#### [DATA LISTING]
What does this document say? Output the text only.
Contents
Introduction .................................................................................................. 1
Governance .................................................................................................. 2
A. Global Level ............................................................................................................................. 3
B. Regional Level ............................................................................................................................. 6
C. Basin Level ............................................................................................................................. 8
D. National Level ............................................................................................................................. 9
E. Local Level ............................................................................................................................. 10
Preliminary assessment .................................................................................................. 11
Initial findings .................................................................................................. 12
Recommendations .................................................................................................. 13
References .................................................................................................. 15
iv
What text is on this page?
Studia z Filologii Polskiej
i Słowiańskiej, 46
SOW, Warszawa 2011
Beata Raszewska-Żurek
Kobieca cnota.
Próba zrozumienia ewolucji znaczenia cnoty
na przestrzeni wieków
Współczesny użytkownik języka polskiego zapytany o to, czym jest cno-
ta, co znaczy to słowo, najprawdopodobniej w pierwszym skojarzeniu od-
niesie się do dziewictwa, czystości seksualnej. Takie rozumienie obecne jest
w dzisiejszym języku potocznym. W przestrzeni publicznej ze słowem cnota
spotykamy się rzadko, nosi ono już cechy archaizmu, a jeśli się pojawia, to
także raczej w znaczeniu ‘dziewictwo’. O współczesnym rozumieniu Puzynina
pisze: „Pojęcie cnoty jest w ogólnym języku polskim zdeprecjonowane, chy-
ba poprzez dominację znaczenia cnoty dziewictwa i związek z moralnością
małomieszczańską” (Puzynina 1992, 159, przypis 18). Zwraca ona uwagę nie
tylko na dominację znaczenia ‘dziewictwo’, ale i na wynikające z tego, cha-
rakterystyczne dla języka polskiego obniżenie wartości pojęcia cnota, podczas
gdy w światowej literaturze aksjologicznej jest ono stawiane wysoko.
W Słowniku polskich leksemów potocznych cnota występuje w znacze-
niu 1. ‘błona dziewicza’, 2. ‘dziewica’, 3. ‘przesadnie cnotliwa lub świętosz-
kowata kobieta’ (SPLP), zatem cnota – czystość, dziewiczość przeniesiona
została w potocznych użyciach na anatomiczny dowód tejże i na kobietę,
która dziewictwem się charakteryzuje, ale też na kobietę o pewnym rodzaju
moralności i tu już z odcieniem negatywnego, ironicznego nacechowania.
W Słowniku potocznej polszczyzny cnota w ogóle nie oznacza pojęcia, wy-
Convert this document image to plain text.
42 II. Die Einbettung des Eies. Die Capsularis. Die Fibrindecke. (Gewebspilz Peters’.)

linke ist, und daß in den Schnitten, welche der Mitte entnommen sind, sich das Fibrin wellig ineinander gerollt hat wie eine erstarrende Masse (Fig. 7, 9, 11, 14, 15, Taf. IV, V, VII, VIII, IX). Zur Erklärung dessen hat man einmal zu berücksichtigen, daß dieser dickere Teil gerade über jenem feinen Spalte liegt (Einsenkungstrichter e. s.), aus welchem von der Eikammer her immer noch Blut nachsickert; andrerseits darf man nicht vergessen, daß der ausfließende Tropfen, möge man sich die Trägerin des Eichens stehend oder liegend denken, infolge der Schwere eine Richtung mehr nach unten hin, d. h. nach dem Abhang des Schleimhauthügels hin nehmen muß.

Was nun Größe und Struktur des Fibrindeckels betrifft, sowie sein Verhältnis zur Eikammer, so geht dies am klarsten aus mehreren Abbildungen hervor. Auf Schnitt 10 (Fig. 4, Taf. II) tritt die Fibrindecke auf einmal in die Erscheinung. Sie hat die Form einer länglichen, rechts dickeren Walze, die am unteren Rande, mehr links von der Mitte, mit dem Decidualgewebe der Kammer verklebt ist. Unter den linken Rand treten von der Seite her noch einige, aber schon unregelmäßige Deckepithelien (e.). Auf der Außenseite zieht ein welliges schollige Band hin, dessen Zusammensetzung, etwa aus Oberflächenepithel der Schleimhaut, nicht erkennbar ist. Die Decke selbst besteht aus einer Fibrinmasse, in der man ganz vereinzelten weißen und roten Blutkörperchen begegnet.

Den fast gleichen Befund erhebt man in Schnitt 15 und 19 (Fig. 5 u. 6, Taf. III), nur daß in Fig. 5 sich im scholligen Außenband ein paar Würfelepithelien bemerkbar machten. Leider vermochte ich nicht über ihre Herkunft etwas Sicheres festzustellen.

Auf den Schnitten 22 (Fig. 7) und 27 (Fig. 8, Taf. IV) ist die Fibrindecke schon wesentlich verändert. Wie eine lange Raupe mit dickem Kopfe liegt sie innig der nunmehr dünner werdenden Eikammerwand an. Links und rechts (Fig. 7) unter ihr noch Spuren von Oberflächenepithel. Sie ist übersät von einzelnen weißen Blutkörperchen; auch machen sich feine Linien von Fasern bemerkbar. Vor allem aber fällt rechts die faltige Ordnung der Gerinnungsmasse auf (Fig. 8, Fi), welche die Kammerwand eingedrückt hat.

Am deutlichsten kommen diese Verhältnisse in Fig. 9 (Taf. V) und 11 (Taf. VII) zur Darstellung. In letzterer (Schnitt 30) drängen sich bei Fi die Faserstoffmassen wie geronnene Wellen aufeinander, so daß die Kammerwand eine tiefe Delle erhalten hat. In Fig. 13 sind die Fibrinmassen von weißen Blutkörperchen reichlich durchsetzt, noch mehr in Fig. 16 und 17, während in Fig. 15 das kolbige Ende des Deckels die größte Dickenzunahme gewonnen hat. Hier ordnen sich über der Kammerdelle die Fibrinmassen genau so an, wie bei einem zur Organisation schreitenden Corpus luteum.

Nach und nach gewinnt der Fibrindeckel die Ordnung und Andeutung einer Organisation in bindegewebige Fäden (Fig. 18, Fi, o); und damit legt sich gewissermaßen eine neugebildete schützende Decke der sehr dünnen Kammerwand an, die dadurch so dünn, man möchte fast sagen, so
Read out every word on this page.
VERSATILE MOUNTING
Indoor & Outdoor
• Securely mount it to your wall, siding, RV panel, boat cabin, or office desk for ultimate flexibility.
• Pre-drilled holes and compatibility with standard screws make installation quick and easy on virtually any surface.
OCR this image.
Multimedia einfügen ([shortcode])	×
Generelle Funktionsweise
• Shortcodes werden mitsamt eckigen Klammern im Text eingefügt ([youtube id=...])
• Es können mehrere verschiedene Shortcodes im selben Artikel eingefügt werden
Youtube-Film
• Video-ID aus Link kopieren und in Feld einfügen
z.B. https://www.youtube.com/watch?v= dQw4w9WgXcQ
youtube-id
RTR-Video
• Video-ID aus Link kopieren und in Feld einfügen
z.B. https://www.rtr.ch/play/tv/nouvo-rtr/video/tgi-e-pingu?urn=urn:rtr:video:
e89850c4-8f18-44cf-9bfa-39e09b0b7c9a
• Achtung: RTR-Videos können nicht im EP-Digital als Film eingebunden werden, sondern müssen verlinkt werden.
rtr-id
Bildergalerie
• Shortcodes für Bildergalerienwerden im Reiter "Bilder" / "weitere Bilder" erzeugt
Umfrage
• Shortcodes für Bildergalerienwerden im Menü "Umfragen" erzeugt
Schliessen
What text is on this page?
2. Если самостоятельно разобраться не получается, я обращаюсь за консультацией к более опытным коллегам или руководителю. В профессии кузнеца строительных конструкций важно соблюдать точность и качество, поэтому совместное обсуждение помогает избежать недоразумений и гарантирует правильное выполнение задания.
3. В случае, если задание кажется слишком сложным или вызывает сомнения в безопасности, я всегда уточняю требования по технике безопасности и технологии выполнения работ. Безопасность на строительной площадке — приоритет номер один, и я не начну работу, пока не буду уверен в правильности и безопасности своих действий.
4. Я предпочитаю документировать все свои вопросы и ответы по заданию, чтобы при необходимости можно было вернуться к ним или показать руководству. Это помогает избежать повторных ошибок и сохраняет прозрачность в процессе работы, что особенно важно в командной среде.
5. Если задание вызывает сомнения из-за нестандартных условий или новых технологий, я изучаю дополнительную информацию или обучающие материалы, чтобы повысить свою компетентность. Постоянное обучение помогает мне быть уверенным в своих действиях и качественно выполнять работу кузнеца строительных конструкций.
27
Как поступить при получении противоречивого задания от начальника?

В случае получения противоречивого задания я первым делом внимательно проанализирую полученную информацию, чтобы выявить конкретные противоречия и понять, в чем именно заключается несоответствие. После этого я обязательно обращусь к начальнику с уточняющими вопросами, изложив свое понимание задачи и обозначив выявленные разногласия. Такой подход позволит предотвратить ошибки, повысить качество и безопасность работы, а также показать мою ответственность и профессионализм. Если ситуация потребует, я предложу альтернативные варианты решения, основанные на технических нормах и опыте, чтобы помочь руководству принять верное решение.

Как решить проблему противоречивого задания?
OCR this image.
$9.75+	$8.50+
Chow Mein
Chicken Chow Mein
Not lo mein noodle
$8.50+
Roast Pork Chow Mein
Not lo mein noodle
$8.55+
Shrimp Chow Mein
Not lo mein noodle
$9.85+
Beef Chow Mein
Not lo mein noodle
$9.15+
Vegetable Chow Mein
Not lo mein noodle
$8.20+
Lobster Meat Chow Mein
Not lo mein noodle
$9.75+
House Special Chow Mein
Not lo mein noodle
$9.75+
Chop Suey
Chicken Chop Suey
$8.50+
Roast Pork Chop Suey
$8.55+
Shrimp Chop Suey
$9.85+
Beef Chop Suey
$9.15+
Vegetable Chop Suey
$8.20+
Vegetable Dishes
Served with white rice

#### [WORK TO DO]
Look back over the material above and state how many lines hold the word "кузнеца". Write the number and nothing else.

#### [IN RESPONSE]
2